#### EXTRACT TO READ
Speed up .sng header parsing (~3.3×) and add readSongIni for metadata-only scans#16
Open
elicwhite wants to merge 6 commits intoGeomitron:masterfrom
Open
Speed up .sng header parsing (~3.3×) and add readSongIni for metadata-only scans#16elicwhite wants to merge 6 commits intoGeomitron:masterfrom
elicwhite wants to merge 6 commits intoGeomitron:masterfrom
Conversation
Before, in-flight header bytes were kept as an array of chunks, and every header-length probe (3 per file) rebuilt a fresh Uint8Array by scanning every byte of every chunk. `mergeUint8Arrays` then reassembled the full buffer with an O(n^2) `buffers.slice(0, i).reduce(...)` inside a forEach. CPU profiling on 204 .sng files showed these two functions accounting for 57ms of self-time — more than the rest of the header parse combined. This commit stores the header as a single `Uint8Array` that grows geometrically as chunks arrive. Length probes become a `byteCount` comparison + `DataView.getBigUint64`, the full-header parse is a zero-copy `subarray`, and leftover bytes for the next file are a single `slice`. The old `getHeaderBuffer`, `mergeUint8Arrays`, and free-function `readBigUint64LE` helpers are gone. Benchmark (204 .sng files, concurrency=32, node 24.11): before: mean 11.51 ms/file, 2540 files/s after: mean 5.98 ms/file, 4785 files/s delta: -48% latency, +88% throughput Verified end-to-end extraction still produces byte-identical output (MIDI/JPEG/Opus magic bytes intact; generated song.ini well-formed).
########
#### MATERIAL FOR THIS TASK
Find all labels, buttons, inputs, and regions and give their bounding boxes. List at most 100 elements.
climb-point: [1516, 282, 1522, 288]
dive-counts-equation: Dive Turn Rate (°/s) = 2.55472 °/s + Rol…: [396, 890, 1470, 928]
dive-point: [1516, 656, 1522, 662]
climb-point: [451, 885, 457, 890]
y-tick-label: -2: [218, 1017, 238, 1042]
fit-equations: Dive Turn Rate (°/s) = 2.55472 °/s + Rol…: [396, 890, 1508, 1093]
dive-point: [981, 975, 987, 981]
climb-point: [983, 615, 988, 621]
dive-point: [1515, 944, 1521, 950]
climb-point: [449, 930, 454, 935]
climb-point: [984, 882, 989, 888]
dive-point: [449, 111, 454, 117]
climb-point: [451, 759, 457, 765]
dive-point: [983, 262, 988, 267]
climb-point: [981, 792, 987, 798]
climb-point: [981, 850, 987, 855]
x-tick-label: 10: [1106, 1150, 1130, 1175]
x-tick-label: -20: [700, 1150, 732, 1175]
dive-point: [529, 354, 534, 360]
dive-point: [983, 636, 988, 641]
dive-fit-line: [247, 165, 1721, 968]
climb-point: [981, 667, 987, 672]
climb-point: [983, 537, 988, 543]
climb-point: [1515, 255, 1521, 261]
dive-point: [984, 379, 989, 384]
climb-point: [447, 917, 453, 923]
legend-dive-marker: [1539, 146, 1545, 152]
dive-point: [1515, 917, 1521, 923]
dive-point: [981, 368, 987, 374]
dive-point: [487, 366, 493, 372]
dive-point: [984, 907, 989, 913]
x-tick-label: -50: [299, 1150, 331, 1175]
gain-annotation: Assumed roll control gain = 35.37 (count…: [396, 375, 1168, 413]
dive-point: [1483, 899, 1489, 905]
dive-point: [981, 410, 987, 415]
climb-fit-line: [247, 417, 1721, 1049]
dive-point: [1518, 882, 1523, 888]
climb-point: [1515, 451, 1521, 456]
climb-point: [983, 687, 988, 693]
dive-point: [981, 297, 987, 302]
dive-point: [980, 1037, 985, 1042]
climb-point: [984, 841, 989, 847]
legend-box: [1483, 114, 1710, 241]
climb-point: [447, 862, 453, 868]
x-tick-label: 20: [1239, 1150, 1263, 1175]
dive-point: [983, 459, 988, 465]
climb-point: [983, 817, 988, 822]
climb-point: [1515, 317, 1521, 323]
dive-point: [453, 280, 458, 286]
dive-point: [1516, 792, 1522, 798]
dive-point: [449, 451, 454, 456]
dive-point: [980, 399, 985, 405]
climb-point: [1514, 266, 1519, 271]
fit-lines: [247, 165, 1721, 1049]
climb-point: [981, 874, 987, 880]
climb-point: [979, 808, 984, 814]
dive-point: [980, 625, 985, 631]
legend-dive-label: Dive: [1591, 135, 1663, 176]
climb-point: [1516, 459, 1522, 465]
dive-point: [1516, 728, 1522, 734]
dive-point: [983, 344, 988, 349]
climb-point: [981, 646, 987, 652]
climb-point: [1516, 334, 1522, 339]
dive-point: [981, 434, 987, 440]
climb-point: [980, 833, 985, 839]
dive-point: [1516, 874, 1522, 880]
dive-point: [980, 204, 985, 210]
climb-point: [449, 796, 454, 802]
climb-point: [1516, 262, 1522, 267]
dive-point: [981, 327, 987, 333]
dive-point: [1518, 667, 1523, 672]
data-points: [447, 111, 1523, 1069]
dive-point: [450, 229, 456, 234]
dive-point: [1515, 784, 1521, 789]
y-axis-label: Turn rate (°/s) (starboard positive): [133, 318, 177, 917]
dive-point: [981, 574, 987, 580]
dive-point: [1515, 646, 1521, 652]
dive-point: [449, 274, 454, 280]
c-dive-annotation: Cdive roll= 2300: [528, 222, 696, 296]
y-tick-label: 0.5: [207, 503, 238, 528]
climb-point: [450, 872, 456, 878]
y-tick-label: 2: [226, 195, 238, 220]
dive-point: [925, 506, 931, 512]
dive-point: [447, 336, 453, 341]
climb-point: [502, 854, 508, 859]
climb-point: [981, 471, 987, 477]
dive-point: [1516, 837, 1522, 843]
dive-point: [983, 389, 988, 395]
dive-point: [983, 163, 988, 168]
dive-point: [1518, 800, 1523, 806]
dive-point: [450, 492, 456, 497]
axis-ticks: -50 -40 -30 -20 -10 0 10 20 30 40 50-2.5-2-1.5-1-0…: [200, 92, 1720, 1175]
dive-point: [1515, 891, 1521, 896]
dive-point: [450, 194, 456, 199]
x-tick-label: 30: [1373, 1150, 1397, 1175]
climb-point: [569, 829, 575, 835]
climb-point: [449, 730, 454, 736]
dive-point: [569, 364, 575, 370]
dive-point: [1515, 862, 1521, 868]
########
# TASKS TO CARRY OUT
1. Reproduce the entries word for word, from their first line through the line containing "climb-point: [1515, 451, 1521, 456]", with both of those lines included.
2. How would the pull request description about faster .sng header parsing continue? Write what follows its last sentence.

# ANSWERS
1.
Find all labels, buttons, inputs, and regions and give their bounding boxes. List at most 100 elements.
climb-point: [1516, 282, 1522, 288]
dive-counts-equation: Dive Turn Rate (°/s) = 2.55472 °/s + Rol…: [396, 890, 1470, 928]
dive-point: [1516, 656, 1522, 662]
climb-point: [451, 885, 457, 890]
y-tick-label: -2: [218, 1017, 238, 1042]
fit-equations: Dive Turn Rate (°/s) = 2.55472 °/s + Rol…: [396, 890, 1508, 1093]
dive-point: [981, 975, 987, 981]
climb-point: [983, 615, 988, 621]
dive-point: [1515, 944, 1521, 950]
climb-point: [449, 930, 454, 935]
climb-point: [984, 882, 989, 888]
dive-point: [449, 111, 454, 117]
climb-point: [451, 759, 457, 765]
dive-point: [983, 262, 988, 267]
climb-point: [981, 792, 987, 798]
climb-point: [981, 850, 987, 855]
x-tick-label: 10: [1106, 1150, 1130, 1175]
x-tick-label: -20: [700, 1150, 732, 1175]
dive-point: [529, 354, 534, 360]
dive-point: [983, 636, 988, 641]
dive-fit-line: [247, 165, 1721, 968]
climb-point: [981, 667, 987, 672]
climb-point: [983, 537, 988, 543]
climb-point: [1515, 255, 1521, 261]
dive-point: [984, 379, 989, 384]
climb-point: [447, 917, 453, 923]
legend-dive-marker: [1539, 146, 1545, 152]
dive-point: [1515, 917, 1521, 923]
dive-point: [981, 368, 987, 374]
dive-point: [487, 366, 493, 372]
dive-point: [984, 907, 989, 913]
x-tick-label: -50: [299, 1150, 331, 1175]
gain-annotation: Assumed roll control gain = 35.37 (count…: [396, 375, 1168, 413]
dive-point: [1483, 899, 1489, 905]
dive-point: [981, 410, 987, 415]
climb-fit-line: [247, 417, 1721, 1049]
dive-point: [1518, 882, 1523, 888]
climb-point: [1515, 451, 1521, 456]

2.
`parseSngHeader` was constructing three `binary-parser.Parser` instances on every call. `binary-parser` generates its parse function via `new Function()` on first `.parse()` invocation and caches it on the Parser instance, so rebuilding the Parser per call threw away that cache and paid allocation for the method-chain state each time. Move the three Parser definitions to module scope so they're built (and their parse functions compiled) exactly once per process. Benchmark (204 .sng files, concurrency=32, node 24.11): before: mean 5.98 ms/file, 4785 files/s after: mean 5.51 ms/file, 5197 files/s delta: -8% latency, +9% throughput The bulk of the remaining header-parse cost is inside `binary-parser`'s generated code, not in Parser construction; this is a small-but-free incremental win on top of the header-buffer rewrite.
`generateIniFileText` was called on every parsed header, even when
`config.generateSongIni` was false — in which case its output was only
used inside branches gated by the same flag and otherwise discarded.
This meant every header parse allocated a `TextEncoder`, built the ini
text string, and encoded it into a Uint8Array for nothing on the common
scanner path (browser/CLI tools that only read metadata).
Move the call inside the `if (this.config.generateSongIni)` branch, and
restructure the surrounding `emit('header')` / `readFile` dispatch so
the disabled path no longer runs any ini-related work.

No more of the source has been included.